[Records from a collection]
>> Start

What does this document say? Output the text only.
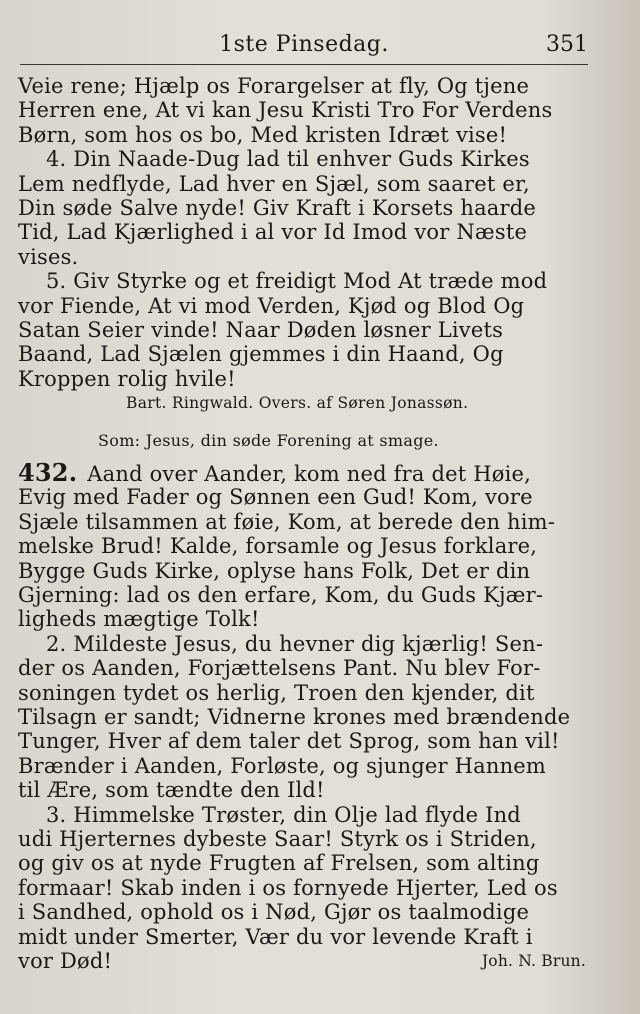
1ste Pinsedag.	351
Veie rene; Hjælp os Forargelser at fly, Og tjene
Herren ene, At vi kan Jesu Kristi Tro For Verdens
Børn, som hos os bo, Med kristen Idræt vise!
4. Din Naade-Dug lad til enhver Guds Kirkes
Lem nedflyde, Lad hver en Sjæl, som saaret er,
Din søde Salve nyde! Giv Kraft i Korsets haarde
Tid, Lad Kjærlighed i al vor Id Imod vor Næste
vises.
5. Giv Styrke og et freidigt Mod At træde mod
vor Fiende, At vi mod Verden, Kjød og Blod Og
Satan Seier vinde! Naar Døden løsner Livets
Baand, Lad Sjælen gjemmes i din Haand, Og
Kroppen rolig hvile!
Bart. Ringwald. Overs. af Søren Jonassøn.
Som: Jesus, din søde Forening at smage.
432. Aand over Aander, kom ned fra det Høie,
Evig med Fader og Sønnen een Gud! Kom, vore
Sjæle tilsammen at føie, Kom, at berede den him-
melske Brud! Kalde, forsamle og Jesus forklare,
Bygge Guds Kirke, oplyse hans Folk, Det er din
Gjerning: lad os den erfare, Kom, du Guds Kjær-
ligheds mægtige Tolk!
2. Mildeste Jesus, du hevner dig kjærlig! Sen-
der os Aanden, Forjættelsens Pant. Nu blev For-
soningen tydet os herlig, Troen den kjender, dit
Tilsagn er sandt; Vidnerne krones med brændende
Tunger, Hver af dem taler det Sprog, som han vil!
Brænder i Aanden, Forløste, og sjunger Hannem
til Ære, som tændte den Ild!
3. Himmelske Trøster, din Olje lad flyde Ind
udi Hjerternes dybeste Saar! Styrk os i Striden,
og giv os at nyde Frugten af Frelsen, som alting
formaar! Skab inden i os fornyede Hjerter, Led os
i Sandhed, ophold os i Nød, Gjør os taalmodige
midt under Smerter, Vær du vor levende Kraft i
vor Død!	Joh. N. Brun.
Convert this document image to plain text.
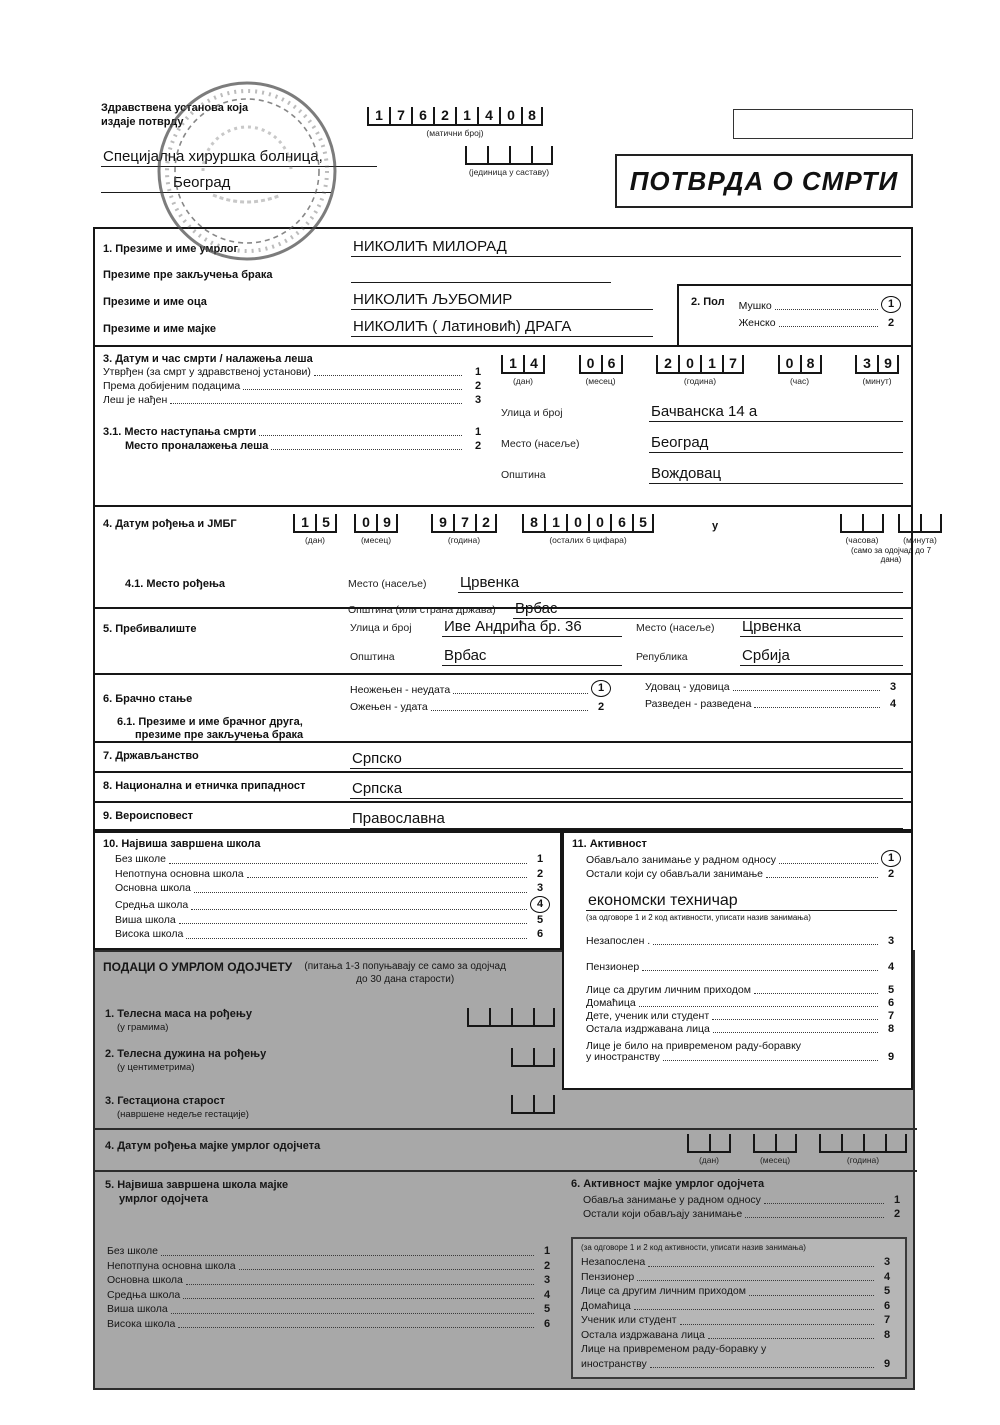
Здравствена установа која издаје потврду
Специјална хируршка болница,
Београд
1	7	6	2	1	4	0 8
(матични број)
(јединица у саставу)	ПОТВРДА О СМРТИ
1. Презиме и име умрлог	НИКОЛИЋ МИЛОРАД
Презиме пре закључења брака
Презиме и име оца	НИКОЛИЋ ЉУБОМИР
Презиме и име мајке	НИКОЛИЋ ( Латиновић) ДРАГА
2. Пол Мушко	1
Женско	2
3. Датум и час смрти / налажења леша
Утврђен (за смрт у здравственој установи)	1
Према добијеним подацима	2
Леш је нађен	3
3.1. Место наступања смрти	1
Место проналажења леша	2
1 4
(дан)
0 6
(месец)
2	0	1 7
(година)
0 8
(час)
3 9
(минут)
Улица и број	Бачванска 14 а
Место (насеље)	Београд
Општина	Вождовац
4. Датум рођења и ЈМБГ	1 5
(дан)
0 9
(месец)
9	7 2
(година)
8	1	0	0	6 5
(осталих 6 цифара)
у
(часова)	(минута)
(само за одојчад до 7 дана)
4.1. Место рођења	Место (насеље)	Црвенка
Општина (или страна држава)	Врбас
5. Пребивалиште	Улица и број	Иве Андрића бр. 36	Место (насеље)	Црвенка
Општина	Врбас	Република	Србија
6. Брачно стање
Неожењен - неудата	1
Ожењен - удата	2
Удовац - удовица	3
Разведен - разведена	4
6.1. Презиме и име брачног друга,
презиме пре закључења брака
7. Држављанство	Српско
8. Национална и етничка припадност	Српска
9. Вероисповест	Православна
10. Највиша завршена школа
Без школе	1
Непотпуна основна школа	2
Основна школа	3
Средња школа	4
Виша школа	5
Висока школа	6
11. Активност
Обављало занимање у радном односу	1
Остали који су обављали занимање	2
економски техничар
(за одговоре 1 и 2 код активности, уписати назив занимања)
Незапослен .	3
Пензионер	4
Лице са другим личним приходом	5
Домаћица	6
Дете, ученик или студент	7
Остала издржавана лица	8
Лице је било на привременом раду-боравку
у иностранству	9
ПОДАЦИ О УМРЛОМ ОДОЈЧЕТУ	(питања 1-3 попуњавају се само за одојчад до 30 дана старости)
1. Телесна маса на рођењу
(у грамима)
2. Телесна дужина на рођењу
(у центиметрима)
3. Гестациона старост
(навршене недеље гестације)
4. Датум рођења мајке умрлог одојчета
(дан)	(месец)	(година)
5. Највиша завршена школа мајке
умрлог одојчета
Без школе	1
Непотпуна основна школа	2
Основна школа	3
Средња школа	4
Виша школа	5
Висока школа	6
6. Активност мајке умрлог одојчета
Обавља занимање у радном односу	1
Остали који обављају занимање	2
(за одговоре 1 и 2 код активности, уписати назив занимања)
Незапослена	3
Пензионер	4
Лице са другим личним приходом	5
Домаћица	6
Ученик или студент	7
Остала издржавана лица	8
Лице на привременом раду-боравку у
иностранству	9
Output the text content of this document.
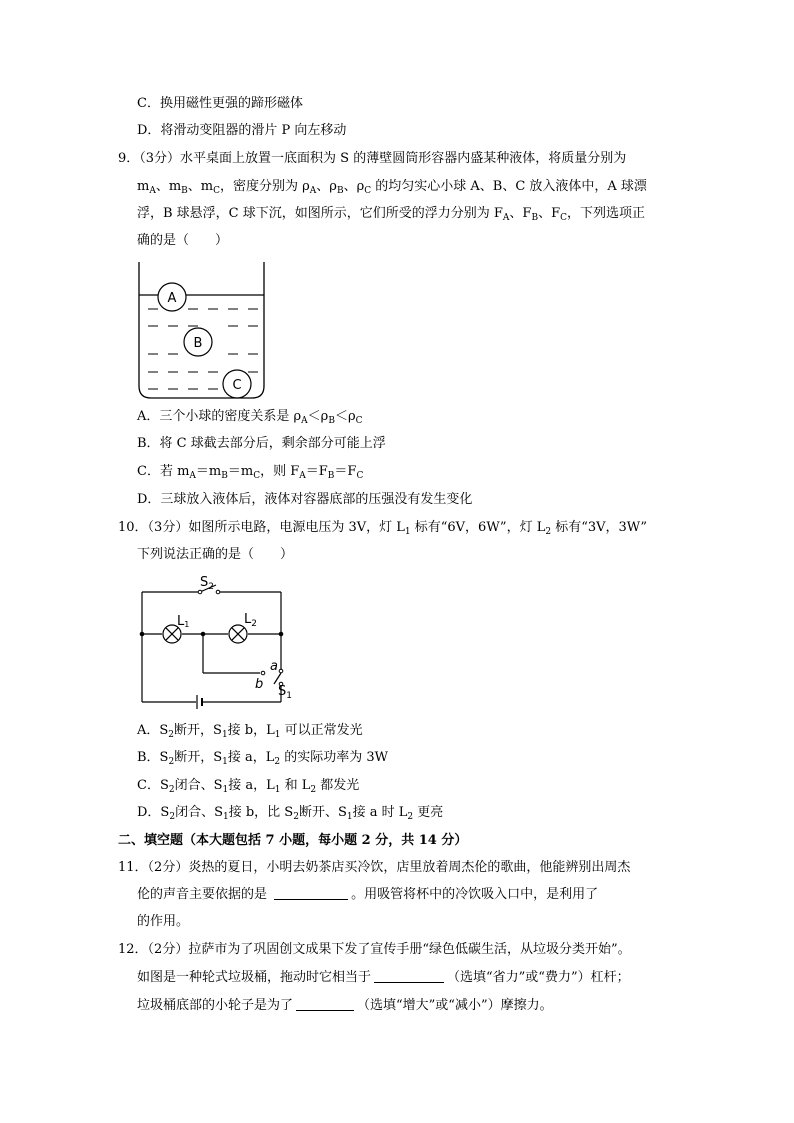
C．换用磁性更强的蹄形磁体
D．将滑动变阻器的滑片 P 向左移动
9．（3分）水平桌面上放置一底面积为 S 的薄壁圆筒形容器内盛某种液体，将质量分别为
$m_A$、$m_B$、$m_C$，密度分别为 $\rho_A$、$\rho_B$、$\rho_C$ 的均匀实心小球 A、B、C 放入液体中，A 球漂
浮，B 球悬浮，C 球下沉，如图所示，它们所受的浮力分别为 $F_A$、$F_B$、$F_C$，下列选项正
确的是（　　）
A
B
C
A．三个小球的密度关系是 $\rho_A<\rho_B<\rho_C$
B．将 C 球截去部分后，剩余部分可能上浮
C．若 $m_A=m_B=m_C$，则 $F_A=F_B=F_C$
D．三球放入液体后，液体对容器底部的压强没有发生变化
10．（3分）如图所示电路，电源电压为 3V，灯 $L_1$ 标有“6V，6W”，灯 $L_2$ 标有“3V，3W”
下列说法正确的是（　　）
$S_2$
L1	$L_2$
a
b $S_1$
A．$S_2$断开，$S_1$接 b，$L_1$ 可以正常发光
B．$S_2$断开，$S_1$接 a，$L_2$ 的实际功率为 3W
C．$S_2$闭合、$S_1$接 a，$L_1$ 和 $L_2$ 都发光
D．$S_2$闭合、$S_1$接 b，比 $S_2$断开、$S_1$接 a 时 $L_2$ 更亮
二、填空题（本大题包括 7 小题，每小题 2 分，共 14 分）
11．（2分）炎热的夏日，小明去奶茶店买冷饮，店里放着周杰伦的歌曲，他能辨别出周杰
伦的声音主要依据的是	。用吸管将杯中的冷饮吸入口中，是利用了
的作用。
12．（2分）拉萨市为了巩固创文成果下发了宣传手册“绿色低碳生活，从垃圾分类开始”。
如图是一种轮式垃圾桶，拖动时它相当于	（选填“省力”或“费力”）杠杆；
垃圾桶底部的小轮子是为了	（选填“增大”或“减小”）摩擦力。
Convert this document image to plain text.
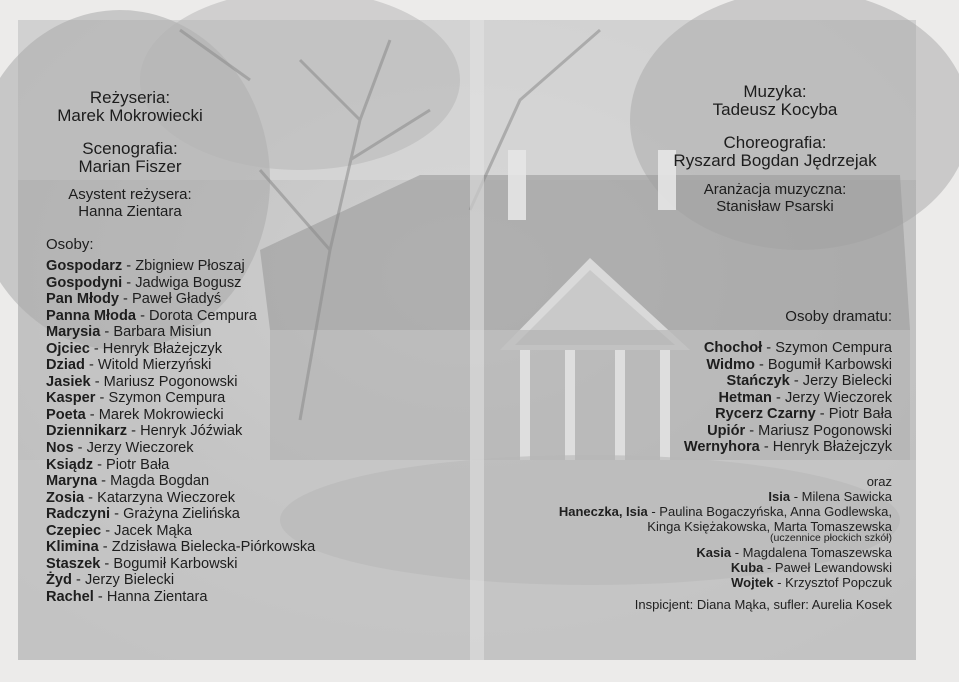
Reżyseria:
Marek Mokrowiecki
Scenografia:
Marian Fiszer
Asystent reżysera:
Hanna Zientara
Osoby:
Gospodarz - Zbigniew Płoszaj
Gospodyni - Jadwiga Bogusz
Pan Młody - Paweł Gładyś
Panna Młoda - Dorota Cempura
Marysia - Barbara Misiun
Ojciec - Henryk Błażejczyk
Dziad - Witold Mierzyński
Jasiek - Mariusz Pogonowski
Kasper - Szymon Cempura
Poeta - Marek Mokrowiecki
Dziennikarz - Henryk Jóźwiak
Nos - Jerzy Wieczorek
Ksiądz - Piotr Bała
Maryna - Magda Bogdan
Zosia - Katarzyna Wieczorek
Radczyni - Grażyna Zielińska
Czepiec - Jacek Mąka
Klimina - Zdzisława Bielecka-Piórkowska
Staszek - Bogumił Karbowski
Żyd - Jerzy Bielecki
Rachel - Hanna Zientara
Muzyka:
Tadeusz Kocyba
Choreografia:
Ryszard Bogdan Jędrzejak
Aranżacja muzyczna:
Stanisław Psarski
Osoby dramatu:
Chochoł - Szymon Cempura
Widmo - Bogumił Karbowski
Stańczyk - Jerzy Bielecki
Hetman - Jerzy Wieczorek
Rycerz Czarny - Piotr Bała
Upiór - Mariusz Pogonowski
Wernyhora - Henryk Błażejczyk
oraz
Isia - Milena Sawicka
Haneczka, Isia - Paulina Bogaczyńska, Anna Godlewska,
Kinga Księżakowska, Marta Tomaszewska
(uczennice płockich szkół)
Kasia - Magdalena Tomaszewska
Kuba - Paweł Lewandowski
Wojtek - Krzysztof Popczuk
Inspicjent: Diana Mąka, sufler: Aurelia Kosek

>> End

Report how many lines include the word "Bogdan". Give nothing but the number.

*SOLUTION*
2